++++ Document text ++++

What the Slate.com editor found was darker and more complex: rape, genocide and swindling. And that’s just the good guys.

He decided to chronicle the experience of reading the Bible for the first time as a cultured but biblically illiterate outsider. First on a blog, and now in “Good Book,” published earlier this year, Plotz grapples with the Word.

Some answers have been edited for length and clarity.

Q: You write that our priests and rabbis have whitewashed the Bible, to some extent.

A: There is some amount of whitewashing. For example, the story of Jacob and Esau. You have Jacob who is a truly despicable character in a lot of ways: he’s deceitful, a con artist, awful to his brother. Esau, while deeply stupid, is forgiving and sweet and generous. And yet Esau comes down to us as villain and Jacob is the hero.

When you look at the laws, you have Leviticus 19, this incredible litany of laws, marvelous in every respect. At the same time, you have to cherry-pick to find that stuff. There’s so much that’s appalling or confusing. It’s not that ministers or rabbis are making stuff up, but they are looking very hard to find things that are palatable.

Q: You say Isaiah is a bit like Al Sharpton. Do you now picture him wearing a tracksuit?


A: Actually, I think Isaiah is the kind of person whose personal hygiene is not so hot. So I don’t know that he would wear a tracksuit. Old plaid shirts, maybe.

Q: So, does the Good Book teach good morals?

A: There are two kinds of answers for that. One is going back to cherry-picking; every person, and by extension every religion, makes its own Bible — not only in what they select, but also in what they emphasize. I think it’s a lot easier for Christians because the New Testament is much more generous and warmhearted in a lot of ways.

For Jews, where we find our morals is in the argument. The great heroes of the Hebrew Bible are the ones who are arguing with God: Abraham, Moses, Gideon. They question God and look for the moral things God should be doing.

Q: You’ve become a bit of a Bible-thumper. Why do you think it should be taught in public schools?

A: It should be taught in Western Civ. classes, where students study all the things that make us what we are today, and read for all the influence it has had on our culture. I understand the complications of trying to teach the Bible without proselytizing. But I do think it’s bizarre and perverse that the most important book ever written by our civilization is not allowed to be taught.

Q: You read the book largely without the help of outside materials. Do you think that made you read it more literally?


A: For sure. And I think it probably caused me to make bizarre, silly errors of misunderstanding. I was reading it that way for a purpose, but I recognize the result is that there’s so much that I miss. My purpose was: What is the experience of just reading the book?

Q: Do you worry that reading the book through your 21st-century moral lens leads you to be unfairly critical of people who lived 5,000 years ago?

A: Yeah, there are probably occasions where my horror, at, for instance, their interest in slavery, is unwarranted. But part of the pleasure of the book is that juxtaposition of ancient and modern, when I’m this 21st-century person making fun. I recognize that some of it’s unfair, but I also think I’m fairly generous.

Q: You write that reading the Bible brought you closer to Judaism but further from belief in God, because of how savage and capricious God seems to be. But why blame God? Why not blame the Bible writers, who may have painted an inaccurate picture?

A: Well, first of all, I don’t think all the stories are true. I don’t believe there was an ark or an exodus from Egypt. I don’t believe God ignited a burning bush. So then, are we supposed to have a holy text that is a series of lies about God? Then we’re stuck with a kind of creator who has nothing to do with the Scripture; if God isn’t doing the things ascribed to him, what is he doing?

I think Christians have created a tradition of a God of loving kindness and that works really well. Obviously, it’s a much more successful business model than the Jewish model. But I don’t see why we have to assume one is right. If God is difficult and contentious and fickle that allows me to think that there is a God who exists but may not necessarily be on my side. That’s much more congruent with my experience of how the world works.

++++ Record extracts ++++

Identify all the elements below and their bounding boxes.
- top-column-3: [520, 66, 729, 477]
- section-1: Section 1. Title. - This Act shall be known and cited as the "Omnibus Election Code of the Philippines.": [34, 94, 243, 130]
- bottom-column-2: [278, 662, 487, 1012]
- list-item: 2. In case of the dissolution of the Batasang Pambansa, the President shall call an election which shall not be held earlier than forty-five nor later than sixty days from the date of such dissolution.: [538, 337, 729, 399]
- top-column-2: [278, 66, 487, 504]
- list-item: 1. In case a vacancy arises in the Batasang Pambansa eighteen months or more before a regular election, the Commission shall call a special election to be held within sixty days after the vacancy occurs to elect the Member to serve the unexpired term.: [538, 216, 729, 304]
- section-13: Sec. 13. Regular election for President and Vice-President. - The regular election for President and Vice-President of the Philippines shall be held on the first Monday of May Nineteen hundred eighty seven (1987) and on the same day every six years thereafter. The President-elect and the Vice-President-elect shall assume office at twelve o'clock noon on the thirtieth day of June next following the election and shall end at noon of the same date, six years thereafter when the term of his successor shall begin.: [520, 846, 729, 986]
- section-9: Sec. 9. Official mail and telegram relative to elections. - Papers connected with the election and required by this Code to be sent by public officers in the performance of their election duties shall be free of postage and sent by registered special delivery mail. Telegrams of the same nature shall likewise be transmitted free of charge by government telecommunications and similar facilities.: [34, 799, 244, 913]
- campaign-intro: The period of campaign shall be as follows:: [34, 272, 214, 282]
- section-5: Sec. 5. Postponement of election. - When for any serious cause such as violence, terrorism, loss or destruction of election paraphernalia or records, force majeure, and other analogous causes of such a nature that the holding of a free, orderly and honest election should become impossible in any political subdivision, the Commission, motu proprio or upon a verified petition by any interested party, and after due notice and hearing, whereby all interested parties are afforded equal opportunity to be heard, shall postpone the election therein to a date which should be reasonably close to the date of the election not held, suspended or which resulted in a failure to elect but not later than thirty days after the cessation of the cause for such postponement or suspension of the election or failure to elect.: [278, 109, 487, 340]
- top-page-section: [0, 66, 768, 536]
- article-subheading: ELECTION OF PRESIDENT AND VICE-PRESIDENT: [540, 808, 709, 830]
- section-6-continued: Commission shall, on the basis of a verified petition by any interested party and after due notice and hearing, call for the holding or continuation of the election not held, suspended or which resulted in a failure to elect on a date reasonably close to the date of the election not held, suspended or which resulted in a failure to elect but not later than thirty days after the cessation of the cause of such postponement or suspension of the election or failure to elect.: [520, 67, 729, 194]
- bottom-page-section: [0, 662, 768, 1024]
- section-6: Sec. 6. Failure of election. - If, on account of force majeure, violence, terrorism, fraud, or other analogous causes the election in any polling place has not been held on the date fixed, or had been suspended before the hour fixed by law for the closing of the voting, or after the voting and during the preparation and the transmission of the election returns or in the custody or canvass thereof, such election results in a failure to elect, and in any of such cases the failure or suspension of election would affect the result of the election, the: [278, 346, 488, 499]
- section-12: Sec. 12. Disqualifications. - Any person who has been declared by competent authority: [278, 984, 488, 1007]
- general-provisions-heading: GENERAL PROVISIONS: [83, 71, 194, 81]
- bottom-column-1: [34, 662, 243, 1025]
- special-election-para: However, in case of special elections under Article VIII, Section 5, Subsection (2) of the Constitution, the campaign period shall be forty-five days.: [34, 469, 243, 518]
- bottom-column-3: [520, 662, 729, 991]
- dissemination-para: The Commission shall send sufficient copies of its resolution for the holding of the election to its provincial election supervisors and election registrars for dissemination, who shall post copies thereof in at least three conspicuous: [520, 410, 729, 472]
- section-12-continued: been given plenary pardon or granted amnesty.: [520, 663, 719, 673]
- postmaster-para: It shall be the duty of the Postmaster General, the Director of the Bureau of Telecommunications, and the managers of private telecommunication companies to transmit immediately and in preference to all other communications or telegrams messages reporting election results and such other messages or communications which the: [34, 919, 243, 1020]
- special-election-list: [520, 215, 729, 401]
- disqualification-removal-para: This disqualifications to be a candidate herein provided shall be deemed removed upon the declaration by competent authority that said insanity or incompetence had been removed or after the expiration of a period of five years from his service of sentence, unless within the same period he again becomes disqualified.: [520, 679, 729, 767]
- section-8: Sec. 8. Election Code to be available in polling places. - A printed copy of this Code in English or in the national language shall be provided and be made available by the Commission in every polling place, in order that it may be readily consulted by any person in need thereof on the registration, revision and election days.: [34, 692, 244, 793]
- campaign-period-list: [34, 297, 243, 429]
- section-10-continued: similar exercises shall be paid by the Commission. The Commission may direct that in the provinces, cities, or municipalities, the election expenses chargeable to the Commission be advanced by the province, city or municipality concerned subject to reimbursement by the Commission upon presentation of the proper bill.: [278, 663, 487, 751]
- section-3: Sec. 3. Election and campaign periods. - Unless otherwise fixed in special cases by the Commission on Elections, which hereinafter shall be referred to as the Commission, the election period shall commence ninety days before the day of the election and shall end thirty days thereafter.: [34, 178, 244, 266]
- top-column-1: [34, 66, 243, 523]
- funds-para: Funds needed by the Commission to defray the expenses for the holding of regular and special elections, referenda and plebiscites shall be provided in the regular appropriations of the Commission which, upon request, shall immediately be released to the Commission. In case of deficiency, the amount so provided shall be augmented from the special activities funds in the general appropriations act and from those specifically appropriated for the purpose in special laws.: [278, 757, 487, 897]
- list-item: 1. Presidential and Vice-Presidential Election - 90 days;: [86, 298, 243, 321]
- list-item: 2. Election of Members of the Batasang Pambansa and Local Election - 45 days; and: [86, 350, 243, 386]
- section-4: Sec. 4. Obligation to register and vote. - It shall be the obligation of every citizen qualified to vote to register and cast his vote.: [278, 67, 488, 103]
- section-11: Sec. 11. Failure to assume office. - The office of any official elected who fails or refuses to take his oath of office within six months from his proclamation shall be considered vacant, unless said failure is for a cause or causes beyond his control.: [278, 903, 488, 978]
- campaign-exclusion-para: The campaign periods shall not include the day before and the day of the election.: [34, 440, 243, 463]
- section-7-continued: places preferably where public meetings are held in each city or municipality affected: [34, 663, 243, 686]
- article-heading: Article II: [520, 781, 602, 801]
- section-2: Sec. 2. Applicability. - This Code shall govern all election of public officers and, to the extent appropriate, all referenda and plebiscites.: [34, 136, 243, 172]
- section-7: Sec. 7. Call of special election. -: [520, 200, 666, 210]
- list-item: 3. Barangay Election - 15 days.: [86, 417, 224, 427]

++++

● Required work
• a. Copy the interview from "Some answers have" to "is the hero.", swapping "con artist" for "swindler".
• b. Name every human figure from the Bible that the interview mentions.

● Results
• a.
Some answers have been edited for length and clarity.

Q: You write that our priests and rabbis have whitewashed the Bible, to some extent.

A: There is some amount of whitewashing. For example, the story of Jacob and Esau. You have Jacob who is a truly despicable character in a lot of ways: he’s deceitful, a swindler, awful to his brother. Esau, while deeply stupid, is forgiving and sweet and generous. And yet Esau comes down to us as villain and Jacob is the hero.

• b. Jacob, Esau, Isaiah, Abraham, Moses, Gideon